[Records from a collection]
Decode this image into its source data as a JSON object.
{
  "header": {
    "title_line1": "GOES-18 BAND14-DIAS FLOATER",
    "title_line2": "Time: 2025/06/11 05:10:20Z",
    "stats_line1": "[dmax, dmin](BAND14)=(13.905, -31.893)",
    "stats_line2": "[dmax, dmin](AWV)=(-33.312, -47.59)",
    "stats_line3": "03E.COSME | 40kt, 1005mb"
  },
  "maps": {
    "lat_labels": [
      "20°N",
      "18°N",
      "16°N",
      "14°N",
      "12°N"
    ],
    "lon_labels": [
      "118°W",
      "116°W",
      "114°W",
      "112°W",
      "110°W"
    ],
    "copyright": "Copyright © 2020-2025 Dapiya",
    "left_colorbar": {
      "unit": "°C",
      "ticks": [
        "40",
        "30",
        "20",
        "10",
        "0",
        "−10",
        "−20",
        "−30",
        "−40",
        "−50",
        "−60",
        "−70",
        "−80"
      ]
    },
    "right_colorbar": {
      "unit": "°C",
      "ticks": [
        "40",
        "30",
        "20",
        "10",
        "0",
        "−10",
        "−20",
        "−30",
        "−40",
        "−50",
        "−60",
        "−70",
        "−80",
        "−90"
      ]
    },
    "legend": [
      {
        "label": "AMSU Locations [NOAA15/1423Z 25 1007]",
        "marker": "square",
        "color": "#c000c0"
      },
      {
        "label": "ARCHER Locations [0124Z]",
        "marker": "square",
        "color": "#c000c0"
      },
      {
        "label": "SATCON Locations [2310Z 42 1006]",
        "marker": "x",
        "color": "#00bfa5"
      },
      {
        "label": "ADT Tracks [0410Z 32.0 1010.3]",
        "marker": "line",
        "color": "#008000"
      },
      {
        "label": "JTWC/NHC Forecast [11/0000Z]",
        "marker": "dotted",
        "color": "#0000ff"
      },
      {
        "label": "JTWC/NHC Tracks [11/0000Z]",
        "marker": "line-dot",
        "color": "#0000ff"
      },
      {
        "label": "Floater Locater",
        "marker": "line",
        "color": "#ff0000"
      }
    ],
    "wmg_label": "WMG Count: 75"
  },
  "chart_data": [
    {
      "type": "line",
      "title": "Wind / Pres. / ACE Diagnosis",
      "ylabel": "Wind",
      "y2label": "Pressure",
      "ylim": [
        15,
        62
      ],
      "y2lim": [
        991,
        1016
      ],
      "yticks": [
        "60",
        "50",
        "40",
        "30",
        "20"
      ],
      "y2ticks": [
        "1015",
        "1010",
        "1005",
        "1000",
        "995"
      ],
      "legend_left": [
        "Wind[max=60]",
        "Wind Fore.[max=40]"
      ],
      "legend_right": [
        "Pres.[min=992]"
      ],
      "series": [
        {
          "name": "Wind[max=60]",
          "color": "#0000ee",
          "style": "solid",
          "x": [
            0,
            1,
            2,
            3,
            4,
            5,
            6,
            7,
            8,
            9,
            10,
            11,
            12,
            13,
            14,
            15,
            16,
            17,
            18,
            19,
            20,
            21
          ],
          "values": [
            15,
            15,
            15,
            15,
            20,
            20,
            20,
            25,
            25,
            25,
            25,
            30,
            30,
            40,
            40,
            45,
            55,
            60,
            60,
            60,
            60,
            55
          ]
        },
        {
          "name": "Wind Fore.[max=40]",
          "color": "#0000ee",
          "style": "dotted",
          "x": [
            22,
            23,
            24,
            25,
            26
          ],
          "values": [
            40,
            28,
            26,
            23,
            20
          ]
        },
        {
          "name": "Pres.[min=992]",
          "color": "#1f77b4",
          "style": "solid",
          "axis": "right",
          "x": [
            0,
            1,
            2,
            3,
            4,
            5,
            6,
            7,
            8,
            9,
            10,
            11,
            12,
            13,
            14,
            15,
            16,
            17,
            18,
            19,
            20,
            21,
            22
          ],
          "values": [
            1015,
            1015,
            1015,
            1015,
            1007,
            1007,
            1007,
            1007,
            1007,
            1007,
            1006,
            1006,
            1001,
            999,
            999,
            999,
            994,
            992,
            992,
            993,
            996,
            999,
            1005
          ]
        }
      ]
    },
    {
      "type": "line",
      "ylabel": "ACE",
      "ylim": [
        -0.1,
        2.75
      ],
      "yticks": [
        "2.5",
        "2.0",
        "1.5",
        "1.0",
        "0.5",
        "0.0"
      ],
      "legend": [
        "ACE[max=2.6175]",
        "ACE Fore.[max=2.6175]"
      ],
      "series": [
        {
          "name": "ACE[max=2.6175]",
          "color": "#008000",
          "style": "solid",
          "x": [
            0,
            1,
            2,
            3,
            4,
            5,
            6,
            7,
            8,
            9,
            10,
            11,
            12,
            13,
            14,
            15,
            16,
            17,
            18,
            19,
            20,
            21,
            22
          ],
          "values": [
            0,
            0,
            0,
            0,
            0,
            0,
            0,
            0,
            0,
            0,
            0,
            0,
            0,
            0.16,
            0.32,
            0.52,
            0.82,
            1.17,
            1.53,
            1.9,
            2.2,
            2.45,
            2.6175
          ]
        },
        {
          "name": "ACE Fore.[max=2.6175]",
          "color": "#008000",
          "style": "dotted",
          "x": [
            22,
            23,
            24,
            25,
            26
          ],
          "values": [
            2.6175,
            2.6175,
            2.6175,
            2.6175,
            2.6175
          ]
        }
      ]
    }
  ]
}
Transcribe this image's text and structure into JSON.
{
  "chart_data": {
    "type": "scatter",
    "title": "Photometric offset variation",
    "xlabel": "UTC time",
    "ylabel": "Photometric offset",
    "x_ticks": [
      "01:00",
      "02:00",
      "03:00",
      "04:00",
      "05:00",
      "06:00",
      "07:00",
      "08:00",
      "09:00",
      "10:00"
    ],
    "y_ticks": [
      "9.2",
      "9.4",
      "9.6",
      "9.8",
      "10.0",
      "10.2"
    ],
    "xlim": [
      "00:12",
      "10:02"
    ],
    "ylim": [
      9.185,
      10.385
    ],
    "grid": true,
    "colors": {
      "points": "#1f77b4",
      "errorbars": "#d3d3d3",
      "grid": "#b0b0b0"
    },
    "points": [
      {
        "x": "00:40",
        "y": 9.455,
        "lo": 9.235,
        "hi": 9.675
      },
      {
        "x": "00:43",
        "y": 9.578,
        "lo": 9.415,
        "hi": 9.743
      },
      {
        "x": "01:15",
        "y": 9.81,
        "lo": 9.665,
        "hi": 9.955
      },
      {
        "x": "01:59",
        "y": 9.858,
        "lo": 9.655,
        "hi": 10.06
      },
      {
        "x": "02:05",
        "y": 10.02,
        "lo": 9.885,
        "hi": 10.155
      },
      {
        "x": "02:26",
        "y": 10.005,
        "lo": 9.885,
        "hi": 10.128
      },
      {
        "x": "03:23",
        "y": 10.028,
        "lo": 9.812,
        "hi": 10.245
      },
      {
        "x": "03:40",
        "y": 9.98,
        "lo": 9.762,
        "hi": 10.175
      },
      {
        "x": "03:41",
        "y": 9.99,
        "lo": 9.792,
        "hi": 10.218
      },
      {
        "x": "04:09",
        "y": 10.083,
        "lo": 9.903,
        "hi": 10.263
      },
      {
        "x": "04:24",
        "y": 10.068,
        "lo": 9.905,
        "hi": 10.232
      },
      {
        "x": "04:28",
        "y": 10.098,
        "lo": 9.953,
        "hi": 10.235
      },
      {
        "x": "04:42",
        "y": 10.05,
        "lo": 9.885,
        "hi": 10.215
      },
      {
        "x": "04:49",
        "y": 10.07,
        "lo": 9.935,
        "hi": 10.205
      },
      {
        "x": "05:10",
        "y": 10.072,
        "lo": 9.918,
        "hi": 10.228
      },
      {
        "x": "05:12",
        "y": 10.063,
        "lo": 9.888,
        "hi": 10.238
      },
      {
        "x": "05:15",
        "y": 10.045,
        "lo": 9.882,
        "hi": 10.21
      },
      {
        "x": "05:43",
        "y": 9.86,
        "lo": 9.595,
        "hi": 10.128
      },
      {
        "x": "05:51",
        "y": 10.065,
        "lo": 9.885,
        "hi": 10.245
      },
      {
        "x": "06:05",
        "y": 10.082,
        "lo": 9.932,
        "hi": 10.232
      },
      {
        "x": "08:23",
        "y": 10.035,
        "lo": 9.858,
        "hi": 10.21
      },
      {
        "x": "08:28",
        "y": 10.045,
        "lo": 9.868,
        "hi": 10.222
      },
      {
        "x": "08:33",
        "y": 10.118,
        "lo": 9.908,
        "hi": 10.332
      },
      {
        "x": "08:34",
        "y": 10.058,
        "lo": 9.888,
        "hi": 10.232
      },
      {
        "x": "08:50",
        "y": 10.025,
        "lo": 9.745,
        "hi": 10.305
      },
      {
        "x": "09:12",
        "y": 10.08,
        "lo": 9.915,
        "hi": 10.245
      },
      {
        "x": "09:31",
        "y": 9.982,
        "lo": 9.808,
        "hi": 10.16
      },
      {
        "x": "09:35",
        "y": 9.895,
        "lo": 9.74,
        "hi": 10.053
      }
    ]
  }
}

> [GIVEN PROBLEM]: What is the number of lines in the listing that include the word "ylabel"? Give that number and nothing else.

> [RESPONSE TO THIS TASK]: 3